Stored entries
"""

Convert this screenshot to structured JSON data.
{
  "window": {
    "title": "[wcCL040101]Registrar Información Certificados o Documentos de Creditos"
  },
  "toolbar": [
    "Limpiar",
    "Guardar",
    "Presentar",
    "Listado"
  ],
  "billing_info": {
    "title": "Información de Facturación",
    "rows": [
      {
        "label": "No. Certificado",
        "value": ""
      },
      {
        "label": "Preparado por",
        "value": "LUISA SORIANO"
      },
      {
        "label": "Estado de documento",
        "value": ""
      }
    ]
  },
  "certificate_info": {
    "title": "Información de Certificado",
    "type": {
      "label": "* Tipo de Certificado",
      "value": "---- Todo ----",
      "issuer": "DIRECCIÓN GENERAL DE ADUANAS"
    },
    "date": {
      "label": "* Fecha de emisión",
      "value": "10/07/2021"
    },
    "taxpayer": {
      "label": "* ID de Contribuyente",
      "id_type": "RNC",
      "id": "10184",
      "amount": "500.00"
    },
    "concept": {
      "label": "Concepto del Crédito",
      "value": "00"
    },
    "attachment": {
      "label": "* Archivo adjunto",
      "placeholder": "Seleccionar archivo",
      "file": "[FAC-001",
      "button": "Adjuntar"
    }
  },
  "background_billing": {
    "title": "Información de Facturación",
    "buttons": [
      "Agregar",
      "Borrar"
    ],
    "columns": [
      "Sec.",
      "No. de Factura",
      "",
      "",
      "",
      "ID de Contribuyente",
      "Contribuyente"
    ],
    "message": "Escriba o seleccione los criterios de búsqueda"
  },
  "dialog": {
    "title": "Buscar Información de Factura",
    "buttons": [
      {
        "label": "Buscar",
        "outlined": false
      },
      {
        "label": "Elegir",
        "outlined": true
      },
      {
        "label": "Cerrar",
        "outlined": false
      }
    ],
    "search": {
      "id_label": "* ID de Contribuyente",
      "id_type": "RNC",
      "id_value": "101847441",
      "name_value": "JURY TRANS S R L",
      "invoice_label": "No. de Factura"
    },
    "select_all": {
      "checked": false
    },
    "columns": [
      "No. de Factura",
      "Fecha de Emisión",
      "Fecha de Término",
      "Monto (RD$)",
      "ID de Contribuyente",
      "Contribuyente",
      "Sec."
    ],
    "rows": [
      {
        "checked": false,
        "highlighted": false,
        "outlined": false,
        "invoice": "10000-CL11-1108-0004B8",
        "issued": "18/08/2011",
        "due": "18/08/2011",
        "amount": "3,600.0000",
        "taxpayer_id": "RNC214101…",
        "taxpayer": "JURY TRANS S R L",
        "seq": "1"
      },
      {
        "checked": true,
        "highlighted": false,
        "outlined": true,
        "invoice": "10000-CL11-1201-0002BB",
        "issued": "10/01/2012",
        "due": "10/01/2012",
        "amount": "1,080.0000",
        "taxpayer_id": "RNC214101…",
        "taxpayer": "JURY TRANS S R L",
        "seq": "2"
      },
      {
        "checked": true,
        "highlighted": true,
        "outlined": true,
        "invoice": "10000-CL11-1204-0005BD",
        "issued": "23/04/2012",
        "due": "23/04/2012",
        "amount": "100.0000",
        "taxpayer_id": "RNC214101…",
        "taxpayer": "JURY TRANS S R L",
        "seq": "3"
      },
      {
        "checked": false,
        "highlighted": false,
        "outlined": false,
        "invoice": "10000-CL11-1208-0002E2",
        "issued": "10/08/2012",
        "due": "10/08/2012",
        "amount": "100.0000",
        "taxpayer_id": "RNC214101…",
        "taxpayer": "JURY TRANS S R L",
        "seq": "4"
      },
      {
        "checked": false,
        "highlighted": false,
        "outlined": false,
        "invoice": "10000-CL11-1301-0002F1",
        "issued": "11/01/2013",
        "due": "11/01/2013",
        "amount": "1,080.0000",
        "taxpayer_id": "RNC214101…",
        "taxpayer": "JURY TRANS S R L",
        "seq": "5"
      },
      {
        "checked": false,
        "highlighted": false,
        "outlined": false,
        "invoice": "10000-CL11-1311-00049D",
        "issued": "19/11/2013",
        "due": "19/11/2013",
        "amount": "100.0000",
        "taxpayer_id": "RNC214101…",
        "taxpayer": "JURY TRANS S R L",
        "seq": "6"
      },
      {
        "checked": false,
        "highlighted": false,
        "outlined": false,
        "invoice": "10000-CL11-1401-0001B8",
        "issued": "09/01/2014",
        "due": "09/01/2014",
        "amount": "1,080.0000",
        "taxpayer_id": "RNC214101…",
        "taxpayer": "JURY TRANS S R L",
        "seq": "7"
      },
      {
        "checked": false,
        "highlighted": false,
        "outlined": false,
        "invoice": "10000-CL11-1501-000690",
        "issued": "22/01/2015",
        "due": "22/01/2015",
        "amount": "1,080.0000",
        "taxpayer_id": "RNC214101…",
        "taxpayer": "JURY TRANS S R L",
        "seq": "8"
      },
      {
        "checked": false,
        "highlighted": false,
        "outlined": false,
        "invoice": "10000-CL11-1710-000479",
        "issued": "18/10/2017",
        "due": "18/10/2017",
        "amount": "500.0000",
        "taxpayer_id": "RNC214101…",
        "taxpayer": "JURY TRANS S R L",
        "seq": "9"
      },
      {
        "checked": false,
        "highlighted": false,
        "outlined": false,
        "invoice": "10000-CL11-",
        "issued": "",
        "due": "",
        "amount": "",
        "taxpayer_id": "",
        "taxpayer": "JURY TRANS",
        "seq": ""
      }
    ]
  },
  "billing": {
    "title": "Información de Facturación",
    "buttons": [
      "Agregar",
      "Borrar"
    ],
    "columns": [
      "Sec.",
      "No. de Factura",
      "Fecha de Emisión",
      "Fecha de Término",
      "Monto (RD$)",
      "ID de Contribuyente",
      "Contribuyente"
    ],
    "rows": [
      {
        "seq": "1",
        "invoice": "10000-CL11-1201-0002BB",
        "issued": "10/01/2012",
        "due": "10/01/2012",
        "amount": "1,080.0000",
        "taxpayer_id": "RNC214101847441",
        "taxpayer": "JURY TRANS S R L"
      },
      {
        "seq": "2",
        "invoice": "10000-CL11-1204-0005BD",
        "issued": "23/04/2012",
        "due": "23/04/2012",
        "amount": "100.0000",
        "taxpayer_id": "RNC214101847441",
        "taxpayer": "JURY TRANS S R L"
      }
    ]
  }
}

"""

EXERCISE PROMPT
Copy every line of the material, please, keeping it exactly the same.

ANSWER TO THE PROBLEM
Convert this screenshot to structured JSON data.
{
  "window": {
    "title": "[wcCL040101]Registrar Información Certificados o Documentos de Creditos"
  },
  "toolbar": [
    "Limpiar",
    "Guardar",
    "Presentar",
    "Listado"
  ],
  "billing_info": {
    "title": "Información de Facturación",
    "rows": [
      {
        "label": "No. Certificado",
        "value": ""
      },
      {
        "label": "Preparado por",
        "value": "LUISA SORIANO"
      },
      {
        "label": "Estado de documento",
        "value": ""
      }
    ]
  },
  "certificate_info": {
    "title": "Información de Certificado",
    "type": {
      "label": "* Tipo de Certificado",
      "value": "---- Todo ----",
      "issuer": "DIRECCIÓN GENERAL DE ADUANAS"
    },
    "date": {
      "label": "* Fecha de emisión",
      "value": "10/07/2021"
    },
    "taxpayer": {
      "label": "* ID de Contribuyente",
      "id_type": "RNC",
      "id": "10184",
      "amount": "500.00"
    },
    "concept": {
      "label": "Concepto del Crédito",
      "value": "00"
    },
    "attachment": {
      "label": "* Archivo adjunto",
      "placeholder": "Seleccionar archivo",
      "file": "[FAC-001",
      "button": "Adjuntar"
    }
  },
  "background_billing": {
    "title": "Información de Facturación",
    "buttons": [
      "Agregar",
      "Borrar"
    ],
    "columns": [
      "Sec.",
      "No. de Factura",
      "",
      "",
      "",
      "ID de Contribuyente",
      "Contribuyente"
    ],
    "message": "Escriba o seleccione los criterios de búsqueda"
  },
  "dialog": {
    "title": "Buscar Información de Factura",
    "buttons": [
      {
        "label": "Buscar",
        "outlined": false
      },
      {
        "label": "Elegir",
        "outlined": true
      },
      {
        "label": "Cerrar",
        "outlined": false
      }
    ],
    "search": {
      "id_label": "* ID de Contribuyente",
      "id_type": "RNC",
      "id_value": "101847441",
      "name_value": "JURY TRANS S R L",
      "invoice_label": "No. de Factura"
    },
    "select_all": {
      "checked": false
    },
    "columns": [
      "No. de Factura",
      "Fecha de Emisión",
      "Fecha de Término",
      "Monto (RD$)",
      "ID de Contribuyente",
      "Contribuyente",
      "Sec."
    ],
    "rows": [
      {
        "checked": false,
        "highlighted": false,
        "outlined": false,
        "invoice": "10000-CL11-1108-0004B8",
        "issued": "18/08/2011",
        "due": "18/08/2011",
        "amount": "3,600.0000",
        "taxpayer_id": "RNC214101…",
        "taxpayer": "JURY TRANS S R L",
        "seq": "1"
      },
      {
        "checked": true,
        "highlighted": false,
        "outlined": true,
        "invoice": "10000-CL11-1201-0002BB",
        "issued": "10/01/2012",
        "due": "10/01/2012",
        "amount": "1,080.0000",
        "taxpayer_id": "RNC214101…",
        "taxpayer": "JURY TRANS S R L",
        "seq": "2"
      },
      {
        "checked": true,
        "highlighted": true,
        "outlined": true,
        "invoice": "10000-CL11-1204-0005BD",
        "issued": "23/04/2012",
        "due": "23/04/2012",
        "amount": "100.0000",
        "taxpayer_id": "RNC214101…",
        "taxpayer": "JURY TRANS S R L",
        "seq": "3"
      },
      {
        "checked": false,
        "highlighted": false,
        "outlined": false,
        "invoice": "10000-CL11-1208-0002E2",
        "issued": "10/08/2012",
        "due": "10/08/2012",
        "amount": "100.0000",
        "taxpayer_id": "RNC214101…",
        "taxpayer": "JURY TRANS S R L",
        "seq": "4"
      },
      {
        "checked": false,
        "highlighted": false,
        "outlined": false,
        "invoice": "10000-CL11-1301-0002F1",
        "issued": "11/01/2013",
        "due": "11/01/2013",
        "amount": "1,080.0000",
        "taxpayer_id": "RNC214101…",
        "taxpayer": "JURY TRANS S R L",
        "seq": "5"
      },
      {
        "checked": false,
        "highlighted": false,
        "outlined": false,
        "invoice": "10000-CL11-1311-00049D",
        "issued": "19/11/2013",
        "due": "19/11/2013",
        "amount": "100.0000",
        "taxpayer_id": "RNC214101…",
        "taxpayer": "JURY TRANS S R L",
        "seq": "6"
      },
      {
        "checked": false,
        "highlighted": false,
        "outlined": false,
        "invoice": "10000-CL11-1401-0001B8",
        "issued": "09/01/2014",
        "due": "09/01/2014",
        "amount": "1,080.0000",
        "taxpayer_id": "RNC214101…",
        "taxpayer": "JURY TRANS S R L",
        "seq": "7"
      },
      {
        "checked": false,
        "highlighted": false,
        "outlined": false,
        "invoice": "10000-CL11-1501-000690",
        "issued": "22/01/2015",
        "due": "22/01/2015",
        "amount": "1,080.0000",
        "taxpayer_id": "RNC214101…",
        "taxpayer": "JURY TRANS S R L",
        "seq": "8"
      },
      {
        "checked": false,
        "highlighted": false,
        "outlined": false,
        "invoice": "10000-CL11-1710-000479",
        "issued": "18/10/2017",
        "due": "18/10/2017",
        "amount": "500.0000",
        "taxpayer_id": "RNC214101…",
        "taxpayer": "JURY TRANS S R L",
        "seq": "9"
      },
      {
        "checked": false,
        "highlighted": false,
        "outlined": false,
        "invoice": "10000-CL11-",
        "issued": "",
        "due": "",
        "amount": "",
        "taxpayer_id": "",
        "taxpayer": "JURY TRANS",
        "seq": ""
      }
    ]
  },
  "billing": {
    "title": "Información de Facturación",
    "buttons": [
      "Agregar",
      "Borrar"
    ],
    "columns": [
      "Sec.",
      "No. de Factura",
      "Fecha de Emisión",
      "Fecha de Término",
      "Monto (RD$)",
      "ID de Contribuyente",
      "Contribuyente"
    ],
    "rows": [
      {
        "seq": "1",
        "invoice": "10000-CL11-1201-0002BB",
        "issued": "10/01/2012",
        "due": "10/01/2012",
        "amount": "1,080.0000",
        "taxpayer_id": "RNC214101847441",
        "taxpayer": "JURY TRANS S R L"
      },
      {
        "seq": "2",
        "invoice": "10000-CL11-1204-0005BD",
        "issued": "23/04/2012",
        "due": "23/04/2012",
        "amount": "100.0000",
        "taxpayer_id": "RNC214101847441",
        "taxpayer": "JURY TRANS S R L"
      }
    ]
  }
}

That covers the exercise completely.